*TASK STATEMENT:* Give back the full material, exactly as it reads.

*RECORDS PROVIDED:*

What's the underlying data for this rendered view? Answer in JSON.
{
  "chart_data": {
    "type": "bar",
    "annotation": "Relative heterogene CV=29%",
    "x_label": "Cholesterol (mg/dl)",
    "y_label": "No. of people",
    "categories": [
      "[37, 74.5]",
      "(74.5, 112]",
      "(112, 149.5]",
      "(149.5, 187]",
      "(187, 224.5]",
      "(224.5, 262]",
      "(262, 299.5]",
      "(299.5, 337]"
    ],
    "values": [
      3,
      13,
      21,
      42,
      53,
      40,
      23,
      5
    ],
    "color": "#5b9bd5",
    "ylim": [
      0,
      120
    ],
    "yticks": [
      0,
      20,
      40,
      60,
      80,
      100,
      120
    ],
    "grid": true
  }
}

*ANSWER TO THIS EXERCISE:*
What's the underlying data for this rendered view? Answer in JSON.
{
  "chart_data": {
    "type": "bar",
    "annotation": "Relative heterogene CV=29%",
    "x_label": "Cholesterol (mg/dl)",
    "y_label": "No. of people",
    "categories": [
      "[37, 74.5]",
      "(74.5, 112]",
      "(112, 149.5]",
      "(149.5, 187]",
      "(187, 224.5]",
      "(224.5, 262]",
      "(262, 299.5]",
      "(299.5, 337]"
    ],
    "values": [
      3,
      13,
      21,
      42,
      53,
      40,
      23,
      5
    ],
    "color": "#5b9bd5",
    "ylim": [
      0,
      120
    ],
    "yticks": [
      0,
      20,
      40,
      60,
      80,
      100,
      120
    ],
    "grid": true
  }
}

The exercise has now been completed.